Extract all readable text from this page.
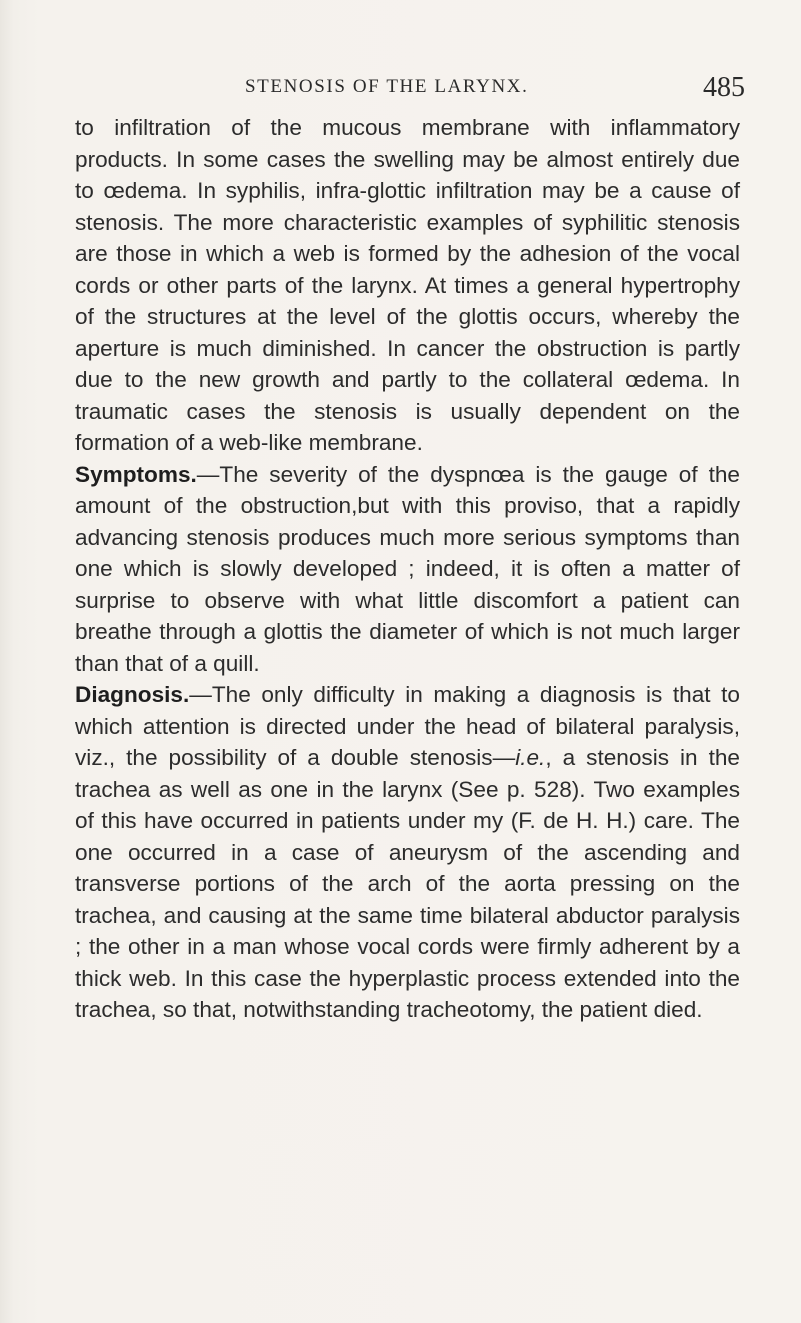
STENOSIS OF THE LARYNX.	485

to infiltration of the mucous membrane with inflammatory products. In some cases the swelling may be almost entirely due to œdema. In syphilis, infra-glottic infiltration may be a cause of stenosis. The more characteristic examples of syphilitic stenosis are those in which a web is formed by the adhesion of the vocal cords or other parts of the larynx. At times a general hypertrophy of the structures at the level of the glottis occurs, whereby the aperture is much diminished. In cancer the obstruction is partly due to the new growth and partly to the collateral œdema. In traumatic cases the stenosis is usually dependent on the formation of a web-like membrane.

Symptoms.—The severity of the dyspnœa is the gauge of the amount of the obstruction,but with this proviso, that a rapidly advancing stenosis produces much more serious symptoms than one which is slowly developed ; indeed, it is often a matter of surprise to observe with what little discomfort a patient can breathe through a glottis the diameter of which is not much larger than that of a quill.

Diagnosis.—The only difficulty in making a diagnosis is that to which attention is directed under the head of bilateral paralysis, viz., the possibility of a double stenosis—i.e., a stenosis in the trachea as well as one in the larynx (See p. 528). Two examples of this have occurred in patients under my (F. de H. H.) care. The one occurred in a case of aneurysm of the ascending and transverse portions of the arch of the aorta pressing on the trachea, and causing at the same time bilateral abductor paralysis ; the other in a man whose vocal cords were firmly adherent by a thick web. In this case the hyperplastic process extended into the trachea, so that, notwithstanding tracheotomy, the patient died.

#####

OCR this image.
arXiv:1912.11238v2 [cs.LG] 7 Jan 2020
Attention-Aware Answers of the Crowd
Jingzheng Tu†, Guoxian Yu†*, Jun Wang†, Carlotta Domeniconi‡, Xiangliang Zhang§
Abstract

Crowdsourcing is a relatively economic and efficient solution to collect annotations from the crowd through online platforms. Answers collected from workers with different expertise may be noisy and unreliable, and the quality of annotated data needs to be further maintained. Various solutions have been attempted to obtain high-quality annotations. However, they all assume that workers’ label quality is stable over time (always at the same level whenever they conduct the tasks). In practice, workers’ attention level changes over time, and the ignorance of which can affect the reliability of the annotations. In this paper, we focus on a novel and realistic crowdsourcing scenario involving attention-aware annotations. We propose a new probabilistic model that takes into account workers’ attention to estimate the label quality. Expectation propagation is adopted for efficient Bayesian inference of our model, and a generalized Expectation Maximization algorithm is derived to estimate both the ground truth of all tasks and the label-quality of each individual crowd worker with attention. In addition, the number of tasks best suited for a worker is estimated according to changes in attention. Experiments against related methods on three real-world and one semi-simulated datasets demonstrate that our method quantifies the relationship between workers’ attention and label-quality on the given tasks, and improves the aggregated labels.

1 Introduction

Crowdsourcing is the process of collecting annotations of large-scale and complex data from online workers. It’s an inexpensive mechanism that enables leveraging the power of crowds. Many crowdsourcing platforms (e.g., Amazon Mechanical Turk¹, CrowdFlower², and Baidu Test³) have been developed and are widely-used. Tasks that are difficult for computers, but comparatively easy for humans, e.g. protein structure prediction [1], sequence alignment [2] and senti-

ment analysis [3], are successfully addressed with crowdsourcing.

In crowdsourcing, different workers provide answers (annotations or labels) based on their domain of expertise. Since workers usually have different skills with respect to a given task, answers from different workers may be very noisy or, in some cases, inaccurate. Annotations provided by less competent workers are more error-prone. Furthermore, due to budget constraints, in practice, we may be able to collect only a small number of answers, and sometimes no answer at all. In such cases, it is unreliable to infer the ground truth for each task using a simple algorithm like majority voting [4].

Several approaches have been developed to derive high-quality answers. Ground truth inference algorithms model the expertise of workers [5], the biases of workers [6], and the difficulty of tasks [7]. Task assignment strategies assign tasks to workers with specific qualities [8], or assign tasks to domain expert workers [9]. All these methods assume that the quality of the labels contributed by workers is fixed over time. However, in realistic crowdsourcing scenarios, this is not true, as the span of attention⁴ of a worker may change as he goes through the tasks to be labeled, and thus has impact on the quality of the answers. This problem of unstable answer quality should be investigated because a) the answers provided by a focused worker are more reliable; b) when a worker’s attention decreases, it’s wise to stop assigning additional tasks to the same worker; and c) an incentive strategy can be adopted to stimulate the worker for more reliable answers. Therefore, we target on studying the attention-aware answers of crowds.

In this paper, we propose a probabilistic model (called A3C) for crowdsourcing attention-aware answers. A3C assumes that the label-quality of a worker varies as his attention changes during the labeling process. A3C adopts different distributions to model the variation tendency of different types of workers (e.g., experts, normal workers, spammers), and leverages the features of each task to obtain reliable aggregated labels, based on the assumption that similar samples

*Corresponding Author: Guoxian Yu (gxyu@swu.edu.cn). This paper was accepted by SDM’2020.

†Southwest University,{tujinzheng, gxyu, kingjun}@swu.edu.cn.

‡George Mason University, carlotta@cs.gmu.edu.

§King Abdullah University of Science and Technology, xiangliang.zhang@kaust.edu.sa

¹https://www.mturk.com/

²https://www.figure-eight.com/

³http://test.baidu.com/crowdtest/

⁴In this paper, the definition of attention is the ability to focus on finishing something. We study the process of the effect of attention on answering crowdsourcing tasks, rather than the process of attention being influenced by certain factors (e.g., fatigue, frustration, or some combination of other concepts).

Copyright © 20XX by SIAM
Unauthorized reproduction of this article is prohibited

#####

How to complete this task: The expected answer is every line in the data above that carries the string "Guoxian".

Answer to the exercise:
Jingzheng Tu†, Guoxian Yu†*, Jun Wang†, Carlotta Domeniconi‡, Xiangliang Zhang§
*Corresponding Author: Guoxian Yu (gxyu@swu.edu.cn). This paper was accepted by SDM’2020.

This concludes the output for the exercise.